Directive: In the entries below, find the lines that contain the word "Wali" and copy them.

(Saved entries)
* Begin *
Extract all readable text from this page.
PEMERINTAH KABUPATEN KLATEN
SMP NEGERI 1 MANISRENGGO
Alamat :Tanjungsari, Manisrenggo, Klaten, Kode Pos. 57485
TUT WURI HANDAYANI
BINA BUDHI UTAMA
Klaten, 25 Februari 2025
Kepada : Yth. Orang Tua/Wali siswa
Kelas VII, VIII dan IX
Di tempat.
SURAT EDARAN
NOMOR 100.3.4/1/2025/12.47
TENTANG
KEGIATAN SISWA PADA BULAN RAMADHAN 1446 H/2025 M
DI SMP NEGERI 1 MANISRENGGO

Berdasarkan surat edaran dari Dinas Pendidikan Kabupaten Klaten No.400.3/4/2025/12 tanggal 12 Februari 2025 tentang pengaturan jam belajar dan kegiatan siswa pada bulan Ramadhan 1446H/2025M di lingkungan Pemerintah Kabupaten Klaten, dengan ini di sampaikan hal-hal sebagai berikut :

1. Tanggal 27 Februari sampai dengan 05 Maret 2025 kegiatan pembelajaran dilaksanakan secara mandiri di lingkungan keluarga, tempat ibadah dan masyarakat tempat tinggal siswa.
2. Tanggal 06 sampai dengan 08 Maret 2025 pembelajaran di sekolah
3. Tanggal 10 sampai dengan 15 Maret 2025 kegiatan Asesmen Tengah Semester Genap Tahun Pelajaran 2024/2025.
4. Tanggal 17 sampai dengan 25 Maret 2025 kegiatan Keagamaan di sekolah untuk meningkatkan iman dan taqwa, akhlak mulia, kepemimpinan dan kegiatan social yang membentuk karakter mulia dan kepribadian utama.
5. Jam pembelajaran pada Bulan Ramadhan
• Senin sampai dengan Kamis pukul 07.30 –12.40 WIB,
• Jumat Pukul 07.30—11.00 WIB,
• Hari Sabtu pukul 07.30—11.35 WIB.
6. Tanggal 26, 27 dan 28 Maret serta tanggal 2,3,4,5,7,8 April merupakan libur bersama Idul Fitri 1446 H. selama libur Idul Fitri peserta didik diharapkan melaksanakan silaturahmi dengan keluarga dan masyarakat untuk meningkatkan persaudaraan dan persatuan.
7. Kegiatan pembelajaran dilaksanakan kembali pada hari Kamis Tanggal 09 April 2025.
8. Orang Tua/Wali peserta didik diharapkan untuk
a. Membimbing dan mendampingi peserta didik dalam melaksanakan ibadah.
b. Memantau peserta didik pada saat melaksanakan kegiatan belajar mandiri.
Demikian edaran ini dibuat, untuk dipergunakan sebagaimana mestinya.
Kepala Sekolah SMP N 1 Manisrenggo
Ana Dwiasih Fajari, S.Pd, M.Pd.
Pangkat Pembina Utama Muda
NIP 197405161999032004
* End *
Result of this exercise:
Kepada : Yth. Orang Tua/Wali siswa
8. Orang Tua/Wali peserta didik diharapkan untuk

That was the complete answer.